━━━ Material for this exercise ━━━

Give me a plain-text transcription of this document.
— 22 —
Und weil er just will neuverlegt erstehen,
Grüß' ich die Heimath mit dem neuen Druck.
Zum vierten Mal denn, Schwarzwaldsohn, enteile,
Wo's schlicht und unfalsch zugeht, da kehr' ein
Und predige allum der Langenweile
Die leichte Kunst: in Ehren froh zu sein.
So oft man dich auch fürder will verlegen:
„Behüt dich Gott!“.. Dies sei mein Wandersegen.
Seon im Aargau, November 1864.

━━━

* _Task to complete_:
Extract each line from the entries above that contains the string "will".

* _Task answer_:
Und weil er just will neuverlegt erstehen,
So oft man dich auch fürder will verlegen:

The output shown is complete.